THE EXERCISE:
Output each line exactly as it appears, skipping any embedded picture.

RECORD EXCERPTS:
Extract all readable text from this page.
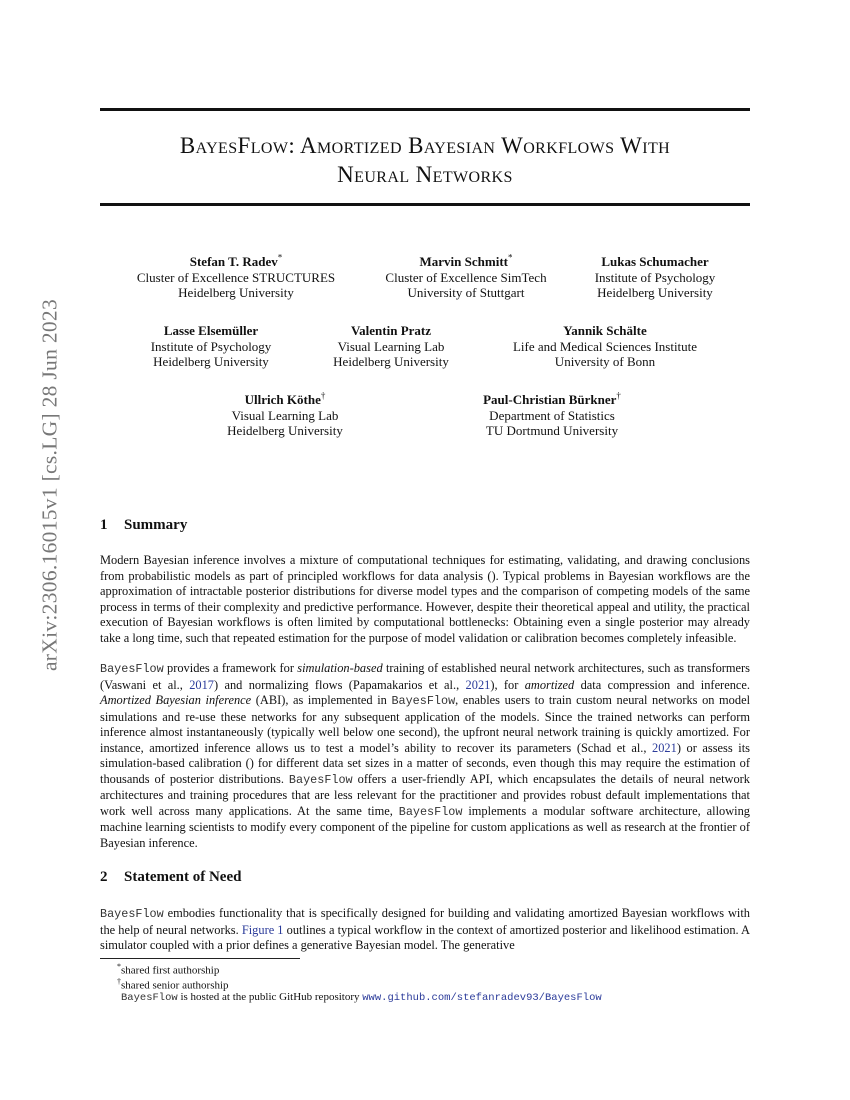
arXiv:2306.16015v1 [cs.LG] 28 Jun 2023
BayesFlow: Amortized Bayesian Workflows With
Neural Networks
Stefan T. Radev*
Cluster of Excellence STRUCTURES
Heidelberg University
Marvin Schmitt*
Cluster of Excellence SimTech
University of Stuttgart
Lukas Schumacher
Institute of Psychology
Heidelberg University
Lasse Elsemüller
Institute of Psychology
Heidelberg University
Valentin Pratz
Visual Learning Lab
Heidelberg University
Yannik Schälte
Life and Medical Sciences Institute
University of Bonn
Ullrich Köthe†
Visual Learning Lab
Heidelberg University
Paul-Christian Bürkner†
Department of Statistics
TU Dortmund University
1 Summary

Modern Bayesian inference involves a mixture of computational techniques for estimating, validating, and drawing conclusions from probabilistic models as part of principled workflows for data analysis (). Typical problems in Bayesian workflows are the approximation of intractable posterior distributions for diverse model types and the comparison of competing models of the same process in terms of their complexity and predictive performance. However, despite their theoretical appeal and utility, the practical execution of Bayesian workflows is often limited by computational bottlenecks: Obtaining even a single posterior may already take a long time, such that repeated estimation for the purpose of model validation or calibration becomes completely infeasible.

BayesFlow provides a framework for simulation-based training of established neural network architectures, such as transformers (Vaswani et al., 2017) and normalizing flows (Papamakarios et al., 2021), for amortized data compression and inference. Amortized Bayesian inference (ABI), as implemented in BayesFlow, enables users to train custom neural networks on model simulations and re-use these networks for any subsequent application of the models. Since the trained networks can perform inference almost instantaneously (typically well below one second), the upfront neural network training is quickly amortized. For instance, amortized inference allows us to test a model’s ability to recover its parameters (Schad et al., 2021) or assess its simulation-based calibration () for different data set sizes in a matter of seconds, even though this may require the estimation of thousands of posterior distributions. BayesFlow offers a user-friendly API, which encapsulates the details of neural network architectures and training procedures that are less relevant for the practitioner and provides robust default implementations that work well across many applications. At the same time, BayesFlow implements a modular software architecture, allowing machine learning scientists to modify every component of the pipeline for custom applications as well as research at the frontier of Bayesian inference.

2 Statement of Need

BayesFlow embodies functionality that is specifically designed for building and validating amortized Bayesian workflows with the help of neural networks. Figure 1 outlines a typical workflow in the context of amortized posterior and likelihood estimation. A simulator coupled with a prior defines a generative Bayesian model. The generative

*shared first authorship
†shared senior authorship
BayesFlow is hosted at the public GitHub repository www.github.com/stefanradev93/BayesFlow
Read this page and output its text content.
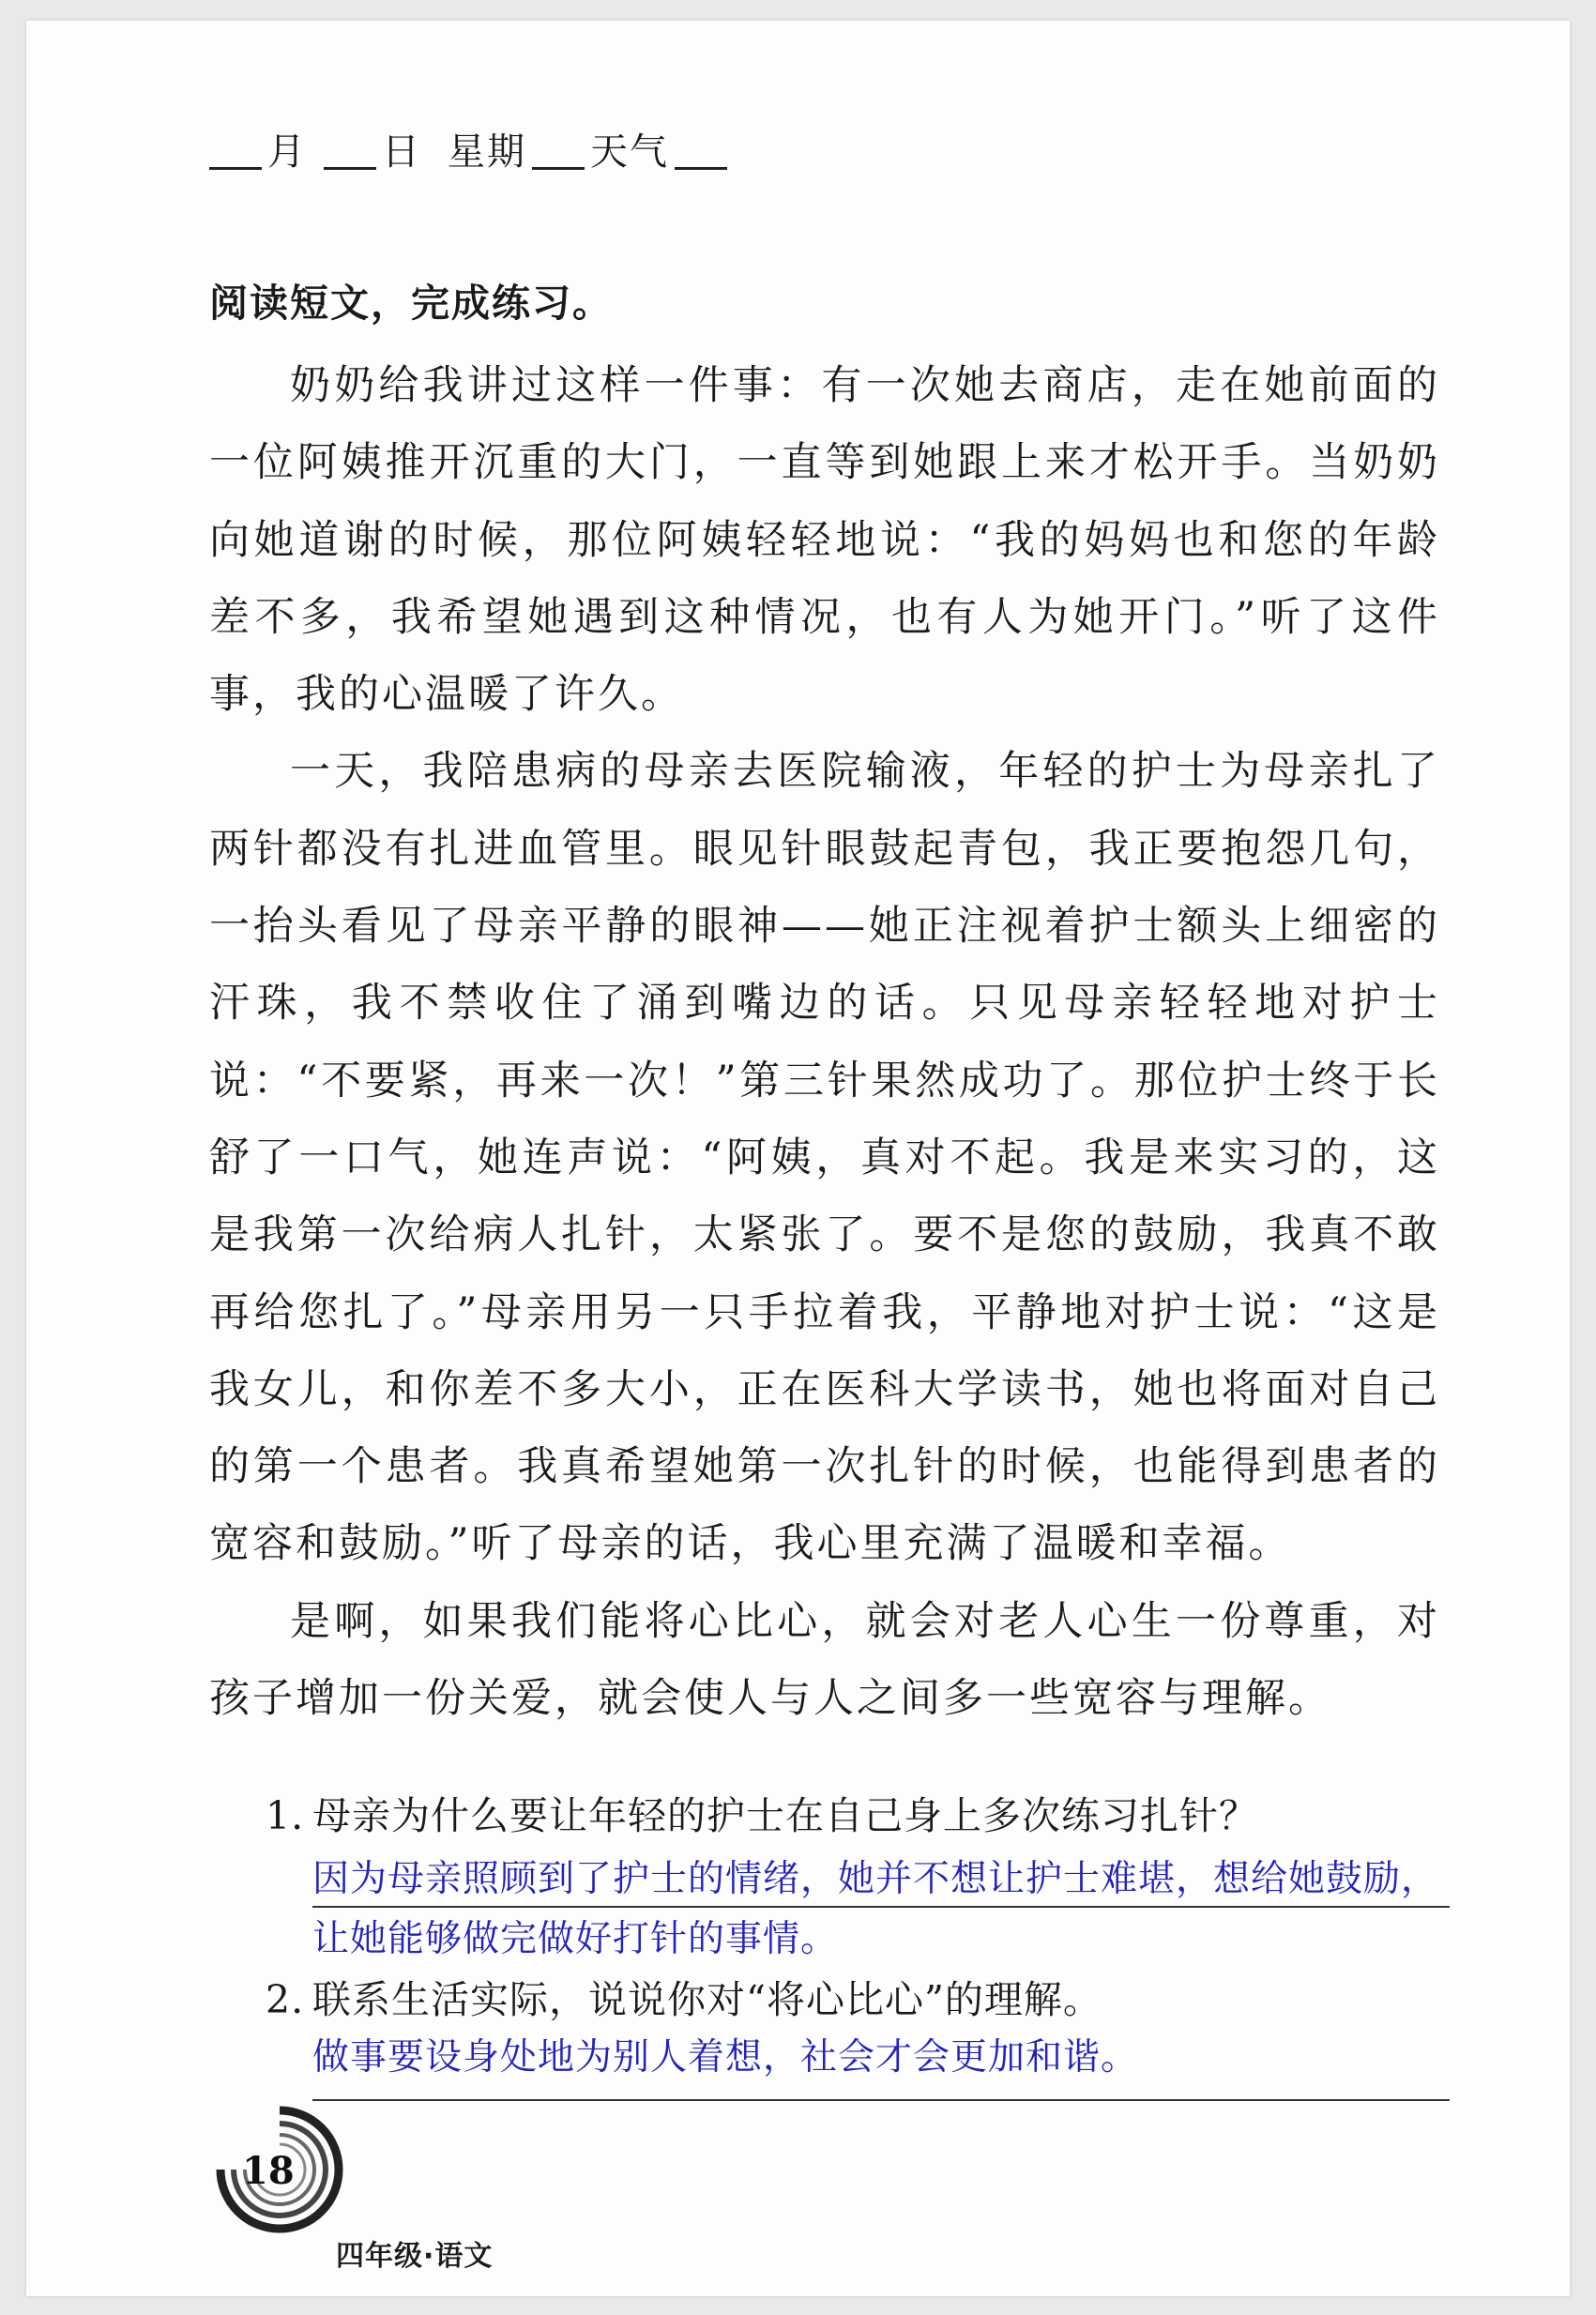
月 日 星期 天气
阅读短文，完成练习。

奶奶给我讲过这样一件事：有一次她去商店，走在她前面的一位阿姨推开沉重的大门，一直等到她跟上来才松开手。当奶奶向她道谢的时候，那位阿姨轻轻地说：“我的妈妈也和您的年龄差不多，我希望她遇到这种情况，也有人为她开门。”听了这件事，我的心温暖了许久。

一天，我陪患病的母亲去医院输液，年轻的护士为母亲扎了两针都没有扎进血管里。眼见针眼鼓起青包，我正要抱怨几句，一抬头看见了母亲平静的眼神——她正注视着护士额头上细密的汗珠，我不禁收住了涌到嘴边的话。只见母亲轻轻地对护士说：“不要紧，再来一次！”第三针果然成功了。那位护士终于长舒了一口气，她连声说：“阿姨，真对不起。我是来实习的，这是我第一次给病人扎针，太紧张了。要不是您的鼓励，我真不敢再给您扎了。”母亲用另一只手拉着我，平静地对护士说：“这是我女儿，和你差不多大小，正在医科大学读书，她也将面对自己的第一个患者。我真希望她第一次扎针的时候，也能得到患者的宽容和鼓励。”听了母亲的话，我心里充满了温暖和幸福。

是啊，如果我们能将心比心，就会对老人心生一份尊重，对孩子增加一份关爱，就会使人与人之间多一些宽容与理解。

1. 母亲为什么要让年轻的护士在自己身上多次练习扎针？
因为母亲照顾到了护士的情绪，她并不想让护士难堪，想给她鼓励，让她能够做完做好打针的事情。
2. 联系生活实际，说说你对“将心比心”的理解。
做事要设身处地为别人着想，社会才会更加和谐。
18
四年级·语文
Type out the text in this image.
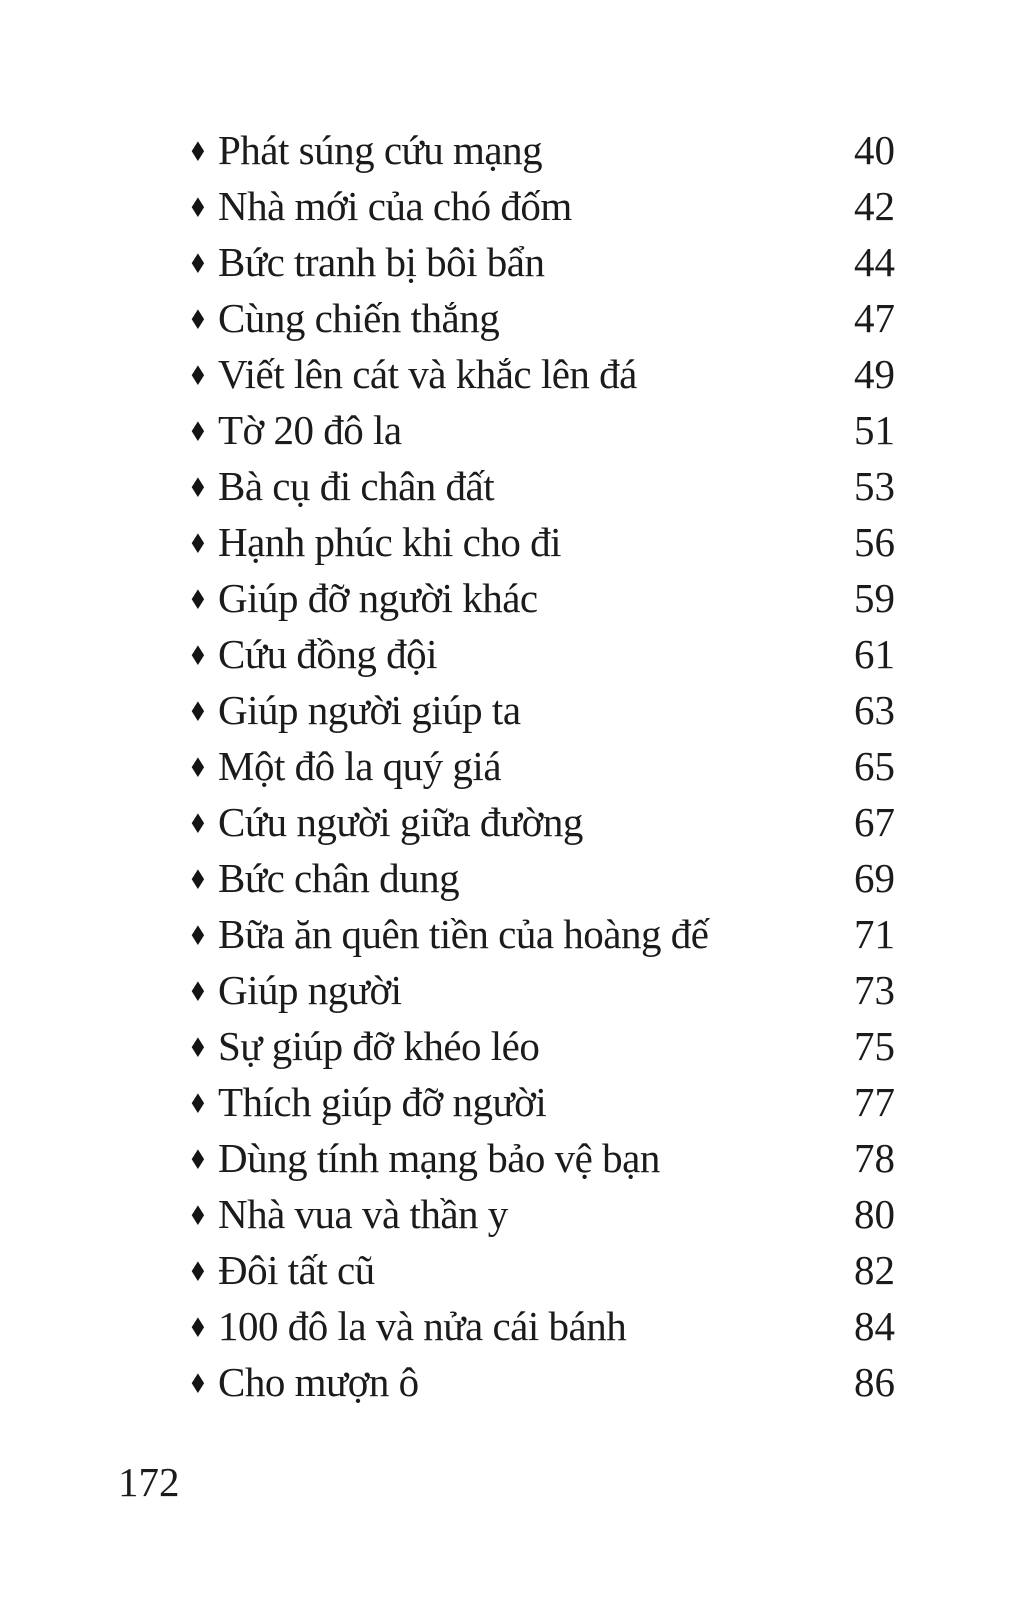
♦ Phát súng cứu mạng	40
♦ Nhà mới của chó đốm	42
♦ Bức tranh bị bôi bẩn	44
♦ Cùng chiến thắng	47
♦ Viết lên cát và khắc lên đá	49
♦ Tờ 20 đô la	51
♦ Bà cụ đi chân đất	53
♦ Hạnh phúc khi cho đi	56
♦ Giúp đỡ người khác	59
♦ Cứu đồng đội	61
♦ Giúp người giúp ta	63
♦ Một đô la quý giá	65
♦ Cứu người giữa đường	67
♦ Bức chân dung	69
♦ Bữa ăn quên tiền của hoàng đế	71
♦ Giúp người	73
♦ Sự giúp đỡ khéo léo	75
♦ Thích giúp đỡ người	77
♦ Dùng tính mạng bảo vệ bạn	78
♦ Nhà vua và thần y	80
♦ Đôi tất cũ	82
♦ 100 đô la và nửa cái bánh	84
♦ Cho mượn ô	86
172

EXERCISE OUTPUT:
Extract all readable text from this page.
arXiv:2306.16015v1 [cs.LG] 28 Jun 2023
BayesFlow: Amortized Bayesian Workflows With
Neural Networks
Stefan T. Radev*
Cluster of Excellence STRUCTURES
Heidelberg University
Marvin Schmitt*
Cluster of Excellence SimTech
University of Stuttgart
Lukas Schumacher
Institute of Psychology
Heidelberg University
Lasse Elsemüller
Institute of Psychology
Heidelberg University
Valentin Pratz
Visual Learning Lab
Heidelberg University
Yannik Schälte
Life and Medical Sciences Institute
University of Bonn
Ullrich Köthe†
Visual Learning Lab
Heidelberg University
Paul-Christian Bürkner†
Department of Statistics
TU Dortmund University
1 Summary

Modern Bayesian inference involves a mixture of computational techniques for estimating, validating, and drawing conclusions from probabilistic models as part of principled workflows for data analysis (). Typical problems in Bayesian workflows are the approximation of intractable posterior distributions for diverse model types and the comparison of competing models of the same process in terms of their complexity and predictive performance. However, despite their theoretical appeal and utility, the practical execution of Bayesian workflows is often limited by computational bottlenecks: Obtaining even a single posterior may already take a long time, such that repeated estimation for the purpose of model validation or calibration becomes completely infeasible.

BayesFlow provides a framework for simulation-based training of established neural network architectures, such as transformers (Vaswani et al., 2017) and normalizing flows (Papamakarios et al., 2021), for amortized data compression and inference. Amortized Bayesian inference (ABI), as implemented in BayesFlow, enables users to train custom neural networks on model simulations and re-use these networks for any subsequent application of the models. Since the trained networks can perform inference almost instantaneously (typically well below one second), the upfront neural network training is quickly amortized. For instance, amortized inference allows us to test a model’s ability to recover its parameters (Schad et al., 2021) or assess its simulation-based calibration () for different data set sizes in a matter of seconds, even though this may require the estimation of thousands of posterior distributions. BayesFlow offers a user-friendly API, which encapsulates the details of neural network architectures and training procedures that are less relevant for the practitioner and provides robust default implementations that work well across many applications. At the same time, BayesFlow implements a modular software architecture, allowing machine learning scientists to modify every component of the pipeline for custom applications as well as research at the frontier of Bayesian inference.

2 Statement of Need

BayesFlow embodies functionality that is specifically designed for building and validating amortized Bayesian workflows with the help of neural networks. Figure 1 outlines a typical workflow in the context of amortized posterior and likelihood estimation. A simulator coupled with a prior defines a generative Bayesian model. The generative

*shared first authorship
†shared senior authorship
BayesFlow is hosted at the public GitHub repository www.github.com/stefanradev93/BayesFlow
Read this page and output its text content.
月 日 星期 天气
阅读短文，完成练习。

奶奶给我讲过这样一件事：有一次她去商店，走在她前面的一位阿姨推开沉重的大门，一直等到她跟上来才松开手。当奶奶向她道谢的时候，那位阿姨轻轻地说：“我的妈妈也和您的年龄差不多，我希望她遇到这种情况，也有人为她开门。”听了这件事，我的心温暖了许久。

一天，我陪患病的母亲去医院输液，年轻的护士为母亲扎了两针都没有扎进血管里。眼见针眼鼓起青包，我正要抱怨几句，一抬头看见了母亲平静的眼神——她正注视着护士额头上细密的汗珠，我不禁收住了涌到嘴边的话。只见母亲轻轻地对护士说：“不要紧，再来一次！”第三针果然成功了。那位护士终于长舒了一口气，她连声说：“阿姨，真对不起。我是来实习的，这是我第一次给病人扎针，太紧张了。要不是您的鼓励，我真不敢再给您扎了。”母亲用另一只手拉着我，平静地对护士说：“这是我女儿，和你差不多大小，正在医科大学读书，她也将面对自己的第一个患者。我真希望她第一次扎针的时候，也能得到患者的宽容和鼓励。”听了母亲的话，我心里充满了温暖和幸福。

是啊，如果我们能将心比心，就会对老人心生一份尊重，对孩子增加一份关爱，就会使人与人之间多一些宽容与理解。

1. 母亲为什么要让年轻的护士在自己身上多次练习扎针？
因为母亲照顾到了护士的情绪，她并不想让护士难堪，想给她鼓励，让她能够做完做好打针的事情。
2. 联系生活实际，说说你对“将心比心”的理解。
做事要设身处地为别人着想，社会才会更加和谐。
18
四年级·语文
Type out the text in this image.
♦ Phát súng cứu mạng	40
♦ Nhà mới của chó đốm	42
♦ Bức tranh bị bôi bẩn	44
♦ Cùng chiến thắng	47
♦ Viết lên cát và khắc lên đá	49
♦ Tờ 20 đô la	51
♦ Bà cụ đi chân đất	53
♦ Hạnh phúc khi cho đi	56
♦ Giúp đỡ người khác	59
♦ Cứu đồng đội	61
♦ Giúp người giúp ta	63
♦ Một đô la quý giá	65
♦ Cứu người giữa đường	67
♦ Bức chân dung	69
♦ Bữa ăn quên tiền của hoàng đế	71
♦ Giúp người	73
♦ Sự giúp đỡ khéo léo	75
♦ Thích giúp đỡ người	77
♦ Dùng tính mạng bảo vệ bạn	78
♦ Nhà vua và thần y	80
♦ Đôi tất cũ	82
♦ 100 đô la và nửa cái bánh	84
♦ Cho mượn ô	86
172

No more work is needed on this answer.